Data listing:
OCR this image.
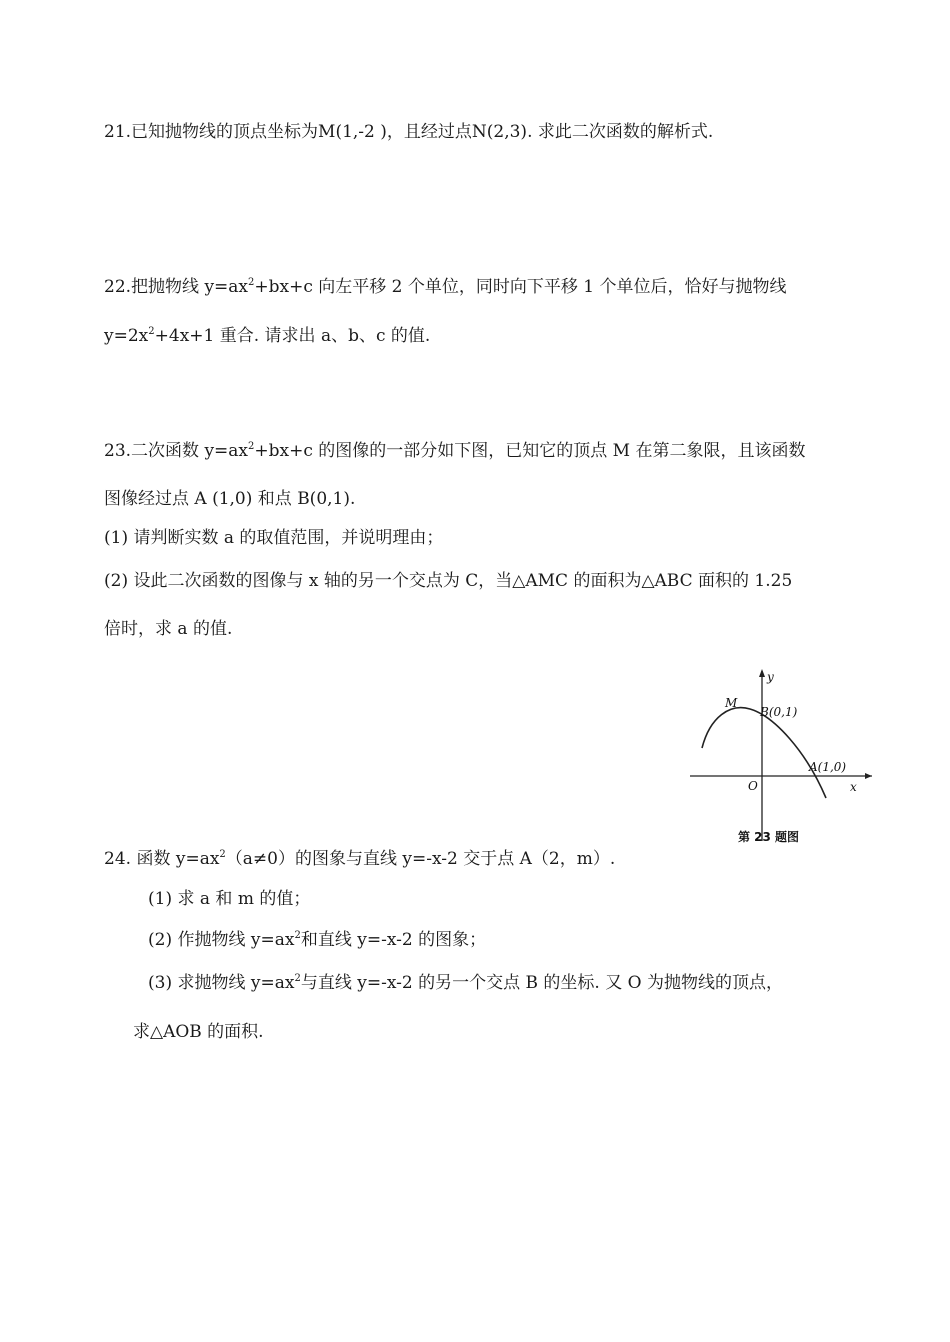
21.已知抛物线的顶点坐标为M(1,-2 )，且经过点N(2,3). 求此二次函数的解析式.
22.把抛物线 $y=ax^2+bx+c$ 向左平移 2 个单位，同时向下平移 1 个单位后，恰好与抛物线
$y=2x^2+4x+1$ 重合. 请求出 a、b、c 的值.
23.二次函数 $y=ax^2+bx+c$ 的图像的一部分如下图，已知它的顶点 M 在第二象限，且该函数
图像经过点 A (1,0) 和点 B(0,1).
(1) 请判断实数 a 的取值范围，并说明理由；
(2) 设此二次函数的图像与 x 轴的另一个交点为 C，当△AMC 的面积为△ABC 面积的 1.25
倍时，求 a 的值.
y
x
M
B(0,1)
A(1,0)
O
第 23 题图
24. 函数 $y=ax^2(a\ne 0)$的图象与直线 y=-x-2 交于点 A（2，m）.
(1) 求 a 和 m 的值；
(2) 作抛物线 $y=ax^2$和直线 y=-x-2 的图象；
(3) 求抛物线 $y=ax^2$与直线 y=-x-2 的另一个交点 B 的坐标. 又 O 为抛物线的顶点，
求△AOB 的面积.
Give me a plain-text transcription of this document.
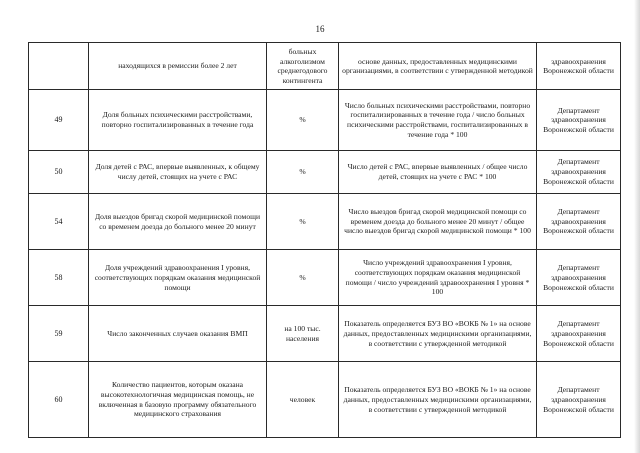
16
	находящихся в ремиссии более 2 лет	больных алкоголизмом среднегодового контингента	основе данных, предоставленных медицинскими организациями, в соответствии с утвержденной методикой	здравоохранения Воронежской области
49	Доля больных психическими расстройствами, повторно госпитализированных в течение года	%	Число больных психическими расстройствами, повторно госпитализированных в течение года / число больных психическими расстройствами, госпитализированных в течение года * 100	Департамент здравоохранения Воронежской области
50	Доля детей с РАС, впервые выявленных, к общему числу детей, стоящих на учете с РАС	%	Число детей с РАС, впервые выявленных / общее число детей, стоящих на учете с РАС * 100	Департамент здравоохранения Воронежской области
54	Доля выездов бригад скорой медицинской помощи со временем доезда до больного менее 20 минут	%	Число выездов бригад скорой медицинской помощи со временем доезда до больного менее 20 минут / общее число выездов бригад скорой медицинской помощи * 100	Департамент здравоохранения Воронежской области
58	Доля учреждений здравоохранения I уровня, соответствующих порядкам оказания медицинской помощи	%	Число учреждений здравоохранения I уровня, соответствующих порядкам оказания медицинской помощи / число учреждений здравоохранения I уровня * 100	Департамент здравоохранения Воронежской области
59	Число законченных случаев оказания ВМП	на 100 тыс. населения	Показатель определяется БУЗ ВО «ВОКБ № 1» на основе данных, предоставленных медицинскими организациями, в соответствии с утвержденной методикой	Департамент здравоохранения Воронежской области
60	Количество пациентов, которым оказана высокотехнологичная медицинская помощь, не включенная в базовую программу обязательного медицинского страхования	человек	Показатель определяется БУЗ ВО «ВОКБ № 1» на основе данных, предоставленных медицинскими организациями, в соответствии с утвержденной методикой	Департамент здравоохранения Воронежской области
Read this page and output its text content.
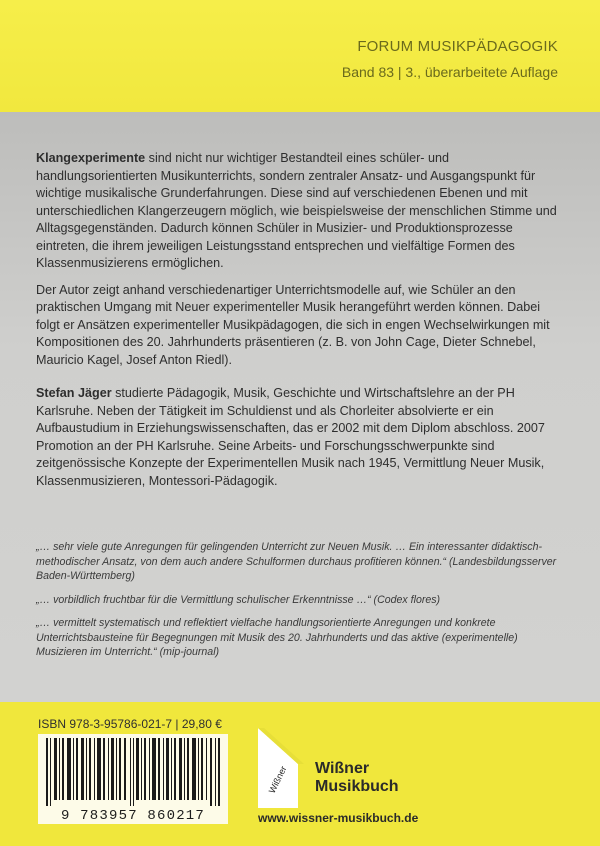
FORUM MUSIKPÄDAGOGIK
Band 83 | 3., überarbeitete Auflage

Klangexperimente sind nicht nur wichtiger Bestandteil eines schüler- und handlungsorientierten Musikunterrichts, sondern zentraler Ansatz- und Ausgangspunkt für wichtige musikalische Grunderfahrungen. Diese sind auf verschiedenen Ebenen und mit unterschiedlichen Klangerzeugern möglich, wie beispielsweise der menschlichen Stimme und Alltagsgegenständen. Dadurch können Schüler in Musizier- und Produktionsprozesse eintreten, die ihrem jeweiligen Leistungsstand entsprechen und vielfältige Formen des Klassenmusizierens ermöglichen.

Der Autor zeigt anhand verschiedenartiger Unterrichtsmodelle auf, wie Schüler an den praktischen Umgang mit Neuer experimenteller Musik herangeführt werden können. Dabei folgt er Ansätzen experimenteller Musikpädagogen, die sich in engen Wechselwirkungen mit Kompositionen des 20. Jahrhunderts präsentieren (z. B. von John Cage, Dieter Schnebel, Mauricio Kagel, Josef Anton Riedl).

Stefan Jäger studierte Pädagogik, Musik, Geschichte und Wirtschaftslehre an der PH Karlsruhe. Neben der Tätigkeit im Schuldienst und als Chorleiter absolvierte er ein Aufbaustudium in Erziehungswissenschaften, das er 2002 mit dem Diplom abschloss. 2007 Promotion an der PH Karlsruhe. Seine Arbeits- und Forschungsschwerpunkte sind zeitgenössische Konzepte der Experimentellen Musik nach 1945, Vermittlung Neuer Musik, Klassenmusizieren, Montessori-Pädagogik.

„… sehr viele gute Anregungen für gelingenden Unterricht zur Neuen Musik. … Ein interessanter didaktisch-methodischer Ansatz, von dem auch andere Schulformen durchaus profitieren können.“ (Landesbildungsserver Baden-Württemberg)

„… vorbildlich fruchtbar für die Vermittlung schulischer Erkenntnisse …“ (Codex flores)

„… vermittelt systematisch und reflektiert vielfache handlungsorientierte Anregungen und konkrete Unterrichtsbausteine für Begegnungen mit Musik des 20. Jahrhunderts und das aktive (experimentelle) Musizieren im Unterricht.“ (mip-journal)

ISBN 978-3-95786-021-7 | 29,80 €
9 783957 860217
Wißner Wißner
Musikbuch
www.wissner-musikbuch.de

Required work: Search the entries for the word "this" and copy every line that has it.

Reply to the exercise:
OCR this image.
Give me a plain-text transcription of this document.
Read this page and output its text content.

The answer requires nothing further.